--- START PROVIDED RECORDS ---

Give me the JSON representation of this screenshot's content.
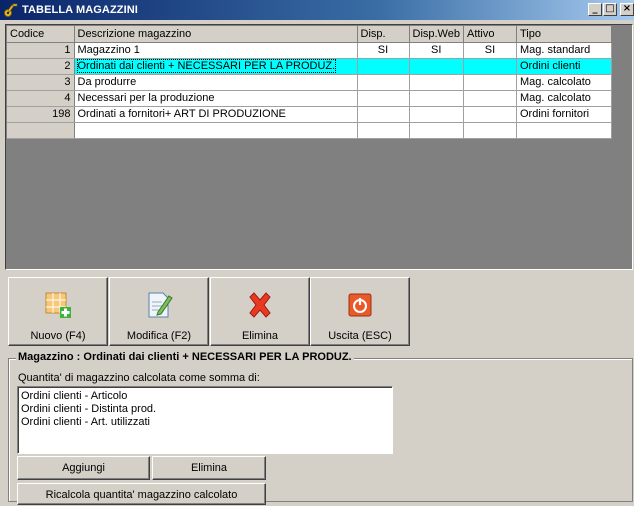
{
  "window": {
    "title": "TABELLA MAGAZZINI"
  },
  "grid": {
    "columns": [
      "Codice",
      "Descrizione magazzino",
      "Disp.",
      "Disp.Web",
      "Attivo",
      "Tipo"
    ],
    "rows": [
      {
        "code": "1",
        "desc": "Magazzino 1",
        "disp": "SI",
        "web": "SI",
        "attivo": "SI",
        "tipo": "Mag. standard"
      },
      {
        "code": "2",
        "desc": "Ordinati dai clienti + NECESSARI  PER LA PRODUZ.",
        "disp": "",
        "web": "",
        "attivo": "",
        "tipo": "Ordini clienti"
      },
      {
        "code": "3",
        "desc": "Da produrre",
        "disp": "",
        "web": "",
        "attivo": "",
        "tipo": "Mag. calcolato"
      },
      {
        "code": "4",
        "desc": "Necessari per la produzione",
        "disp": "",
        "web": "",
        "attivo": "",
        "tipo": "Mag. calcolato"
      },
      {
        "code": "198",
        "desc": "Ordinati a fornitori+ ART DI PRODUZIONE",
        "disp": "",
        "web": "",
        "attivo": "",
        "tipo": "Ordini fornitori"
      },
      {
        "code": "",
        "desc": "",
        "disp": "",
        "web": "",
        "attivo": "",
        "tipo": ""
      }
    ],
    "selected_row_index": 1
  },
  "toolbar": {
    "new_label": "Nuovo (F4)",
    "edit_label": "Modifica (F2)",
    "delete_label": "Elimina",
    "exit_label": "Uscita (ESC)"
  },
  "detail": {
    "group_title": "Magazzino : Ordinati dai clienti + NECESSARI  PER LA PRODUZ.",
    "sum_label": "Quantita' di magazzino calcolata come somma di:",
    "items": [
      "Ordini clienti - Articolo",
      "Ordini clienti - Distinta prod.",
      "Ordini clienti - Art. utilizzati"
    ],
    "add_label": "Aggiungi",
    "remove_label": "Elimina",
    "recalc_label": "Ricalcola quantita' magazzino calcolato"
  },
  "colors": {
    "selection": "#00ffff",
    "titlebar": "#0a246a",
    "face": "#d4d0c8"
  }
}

--- END PROVIDED RECORDS ---

▶ [AIM OF THE EXERCISE] Say how many lines in the records hold the string "Ordini", and say nothing else.

▶ [ANSWER TO THE EXERCISE] 5